[Written request] Drop the pictures, then extract the listing word for word.

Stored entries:

#####

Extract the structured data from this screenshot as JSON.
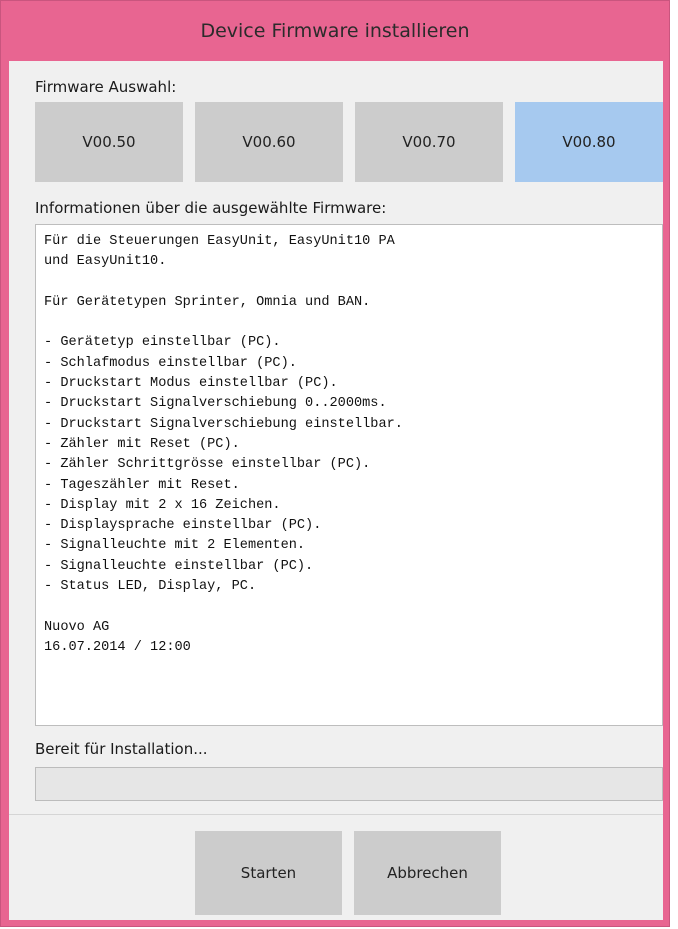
{
  "window": {
    "title": "Device Firmware installieren"
  },
  "firmware": {
    "section_label": "Firmware Auswahl:",
    "options": [
      {
        "label": "V00.50",
        "selected": false
      },
      {
        "label": "V00.60",
        "selected": false
      },
      {
        "label": "V00.70",
        "selected": false
      },
      {
        "label": "V00.80",
        "selected": true
      }
    ]
  },
  "info": {
    "label": "Informationen über die ausgewählte Firmware:",
    "text": "Für die Steuerungen EasyUnit, EasyUnit10 PA\nund EasyUnit10.\n\nFür Gerätetypen Sprinter, Omnia und BAN.\n\n- Gerätetyp einstellbar (PC).\n- Schlafmodus einstellbar (PC).\n- Druckstart Modus einstellbar (PC).\n- Druckstart Signalverschiebung 0..2000ms.\n- Druckstart Signalverschiebung einstellbar.\n- Zähler mit Reset (PC).\n- Zähler Schrittgrösse einstellbar (PC).\n- Tageszähler mit Reset.\n- Display mit 2 x 16 Zeichen.\n- Displaysprache einstellbar (PC).\n- Signalleuchte mit 2 Elementen.\n- Signalleuchte einstellbar (PC).\n- Status LED, Display, PC.\n\nNuovo AG\n16.07.2014 / 12:00"
  },
  "status": {
    "text": "Bereit für Installation...",
    "progress": 0
  },
  "actions": {
    "start_label": "Starten",
    "cancel_label": "Abbrechen"
  },
  "colors": {
    "window_frame": "#e86591",
    "button_bg": "#cccccc",
    "selected_button_bg": "#a6c9ef",
    "client_bg": "#f0f0f0"
  }
}
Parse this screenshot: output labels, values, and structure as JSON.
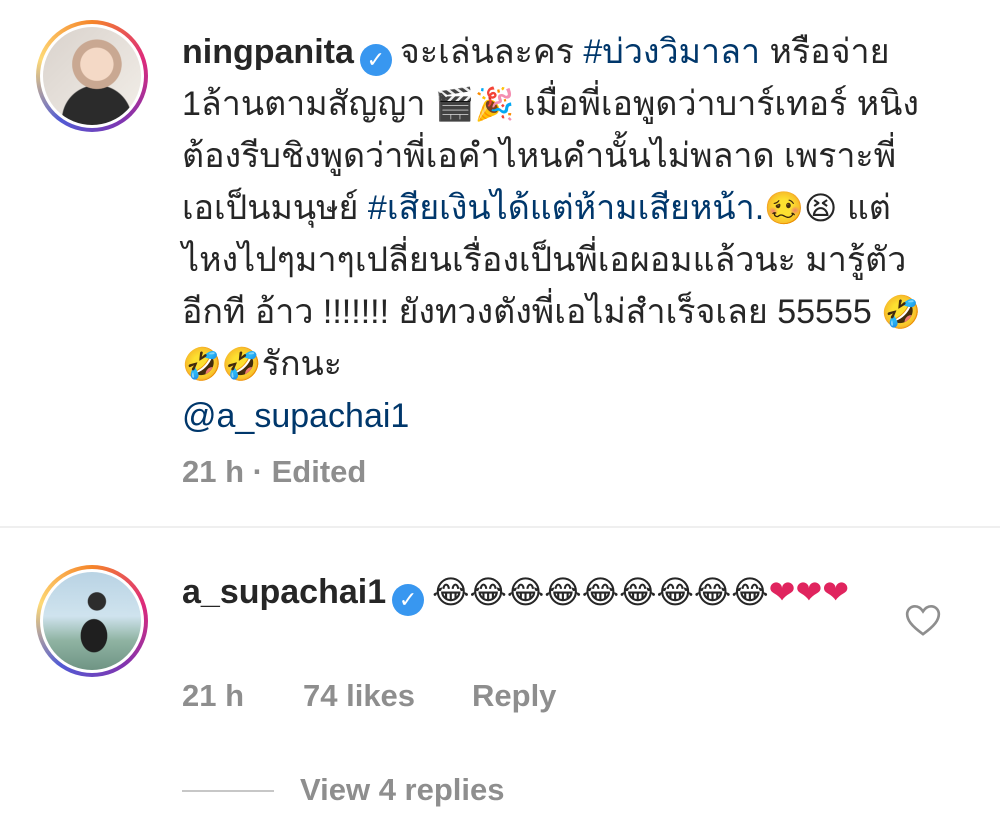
{
  "comment1": {
    "username": "ningpanita",
    "text_a": "จะเล่นละคร ",
    "hashtag1": "#บ่วงวิมาลา",
    "text_b": " หรือจ่าย 1ล้านตามสัญญา ",
    "emoji_a": "🎬🎉",
    "text_c": " เมื่อพี่เอพูดว่าบาร์เทอร์ หนิงต้องรีบชิงพูดว่าพี่เอคำไหนคำนั้นไม่พลาด เพราะพี่เอเป็นมนุษย์ ",
    "hashtag2": "#เสียเงินได้แต่ห้ามเสียหน้า.",
    "emoji_b": "🥴😫",
    "text_d": " แต่ไหงไปๆมาๆเปลี่ยนเรื่องเป็นพี่เอผอมแล้วนะ มารู้ตัวอีกที อ้าว !!!!!!! ยังทวงตังพี่เอไม่สำเร็จเลย 55555 ",
    "emoji_c": "🤣🤣🤣",
    "text_e": "รักนะ",
    "mention": "@a_supachai1",
    "time": "21 h",
    "edited": "· Edited"
  },
  "comment2": {
    "username": "a_supachai1",
    "emoji_line": "😂😂😂😂😂😂😂😂😂",
    "hearts": "❤❤❤",
    "time": "21 h",
    "likes": "74 likes",
    "reply": "Reply",
    "view_replies": "View 4 replies"
  },
  "icons": {
    "verified": "verified-badge",
    "like": "heart-outline-icon"
  },
  "colors": {
    "link": "#00376b",
    "verified": "#3897f0",
    "meta": "#8e8e8e",
    "heart": "#e0245e"
  }
}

#####

[Response]
Extract the structured data from this screenshot as JSON.
{
  "window": {
    "title": "Device Firmware installieren"
  },
  "firmware": {
    "section_label": "Firmware Auswahl:",
    "options": [
      {
        "label": "V00.50",
        "selected": false
      },
      {
        "label": "V00.60",
        "selected": false
      },
      {
        "label": "V00.70",
        "selected": false
      },
      {
        "label": "V00.80",
        "selected": true
      }
    ]
  },
  "info": {
    "label": "Informationen über die ausgewählte Firmware:",
    "text": "Für die Steuerungen EasyUnit, EasyUnit10 PA\nund EasyUnit10.\n\nFür Gerätetypen Sprinter, Omnia und BAN.\n\n- Gerätetyp einstellbar (PC).\n- Schlafmodus einstellbar (PC).\n- Druckstart Modus einstellbar (PC).\n- Druckstart Signalverschiebung 0..2000ms.\n- Druckstart Signalverschiebung einstellbar.\n- Zähler mit Reset (PC).\n- Zähler Schrittgrösse einstellbar (PC).\n- Tageszähler mit Reset.\n- Display mit 2 x 16 Zeichen.\n- Displaysprache einstellbar (PC).\n- Signalleuchte mit 2 Elementen.\n- Signalleuchte einstellbar (PC).\n- Status LED, Display, PC.\n\nNuovo AG\n16.07.2014 / 12:00"
  },
  "status": {
    "text": "Bereit für Installation...",
    "progress": 0
  },
  "actions": {
    "start_label": "Starten",
    "cancel_label": "Abbrechen"
  },
  "colors": {
    "window_frame": "#e86591",
    "button_bg": "#cccccc",
    "selected_button_bg": "#a6c9ef",
    "client_bg": "#f0f0f0"
  }
}
Parse this screenshot: output labels, values, and structure as JSON.
{
  "comment1": {
    "username": "ningpanita",
    "text_a": "จะเล่นละคร ",
    "hashtag1": "#บ่วงวิมาลา",
    "text_b": " หรือจ่าย 1ล้านตามสัญญา ",
    "emoji_a": "🎬🎉",
    "text_c": " เมื่อพี่เอพูดว่าบาร์เทอร์ หนิงต้องรีบชิงพูดว่าพี่เอคำไหนคำนั้นไม่พลาด เพราะพี่เอเป็นมนุษย์ ",
    "hashtag2": "#เสียเงินได้แต่ห้ามเสียหน้า.",
    "emoji_b": "🥴😫",
    "text_d": " แต่ไหงไปๆมาๆเปลี่ยนเรื่องเป็นพี่เอผอมแล้วนะ มารู้ตัวอีกที อ้าว !!!!!!! ยังทวงตังพี่เอไม่สำเร็จเลย 55555 ",
    "emoji_c": "🤣🤣🤣",
    "text_e": "รักนะ",
    "mention": "@a_supachai1",
    "time": "21 h",
    "edited": "· Edited"
  },
  "comment2": {
    "username": "a_supachai1",
    "emoji_line": "😂😂😂😂😂😂😂😂😂",
    "hearts": "❤❤❤",
    "time": "21 h",
    "likes": "74 likes",
    "reply": "Reply",
    "view_replies": "View 4 replies"
  },
  "icons": {
    "verified": "verified-badge",
    "like": "heart-outline-icon"
  },
  "colors": {
    "link": "#00376b",
    "verified": "#3897f0",
    "meta": "#8e8e8e",
    "heart": "#e0245e"
  }
}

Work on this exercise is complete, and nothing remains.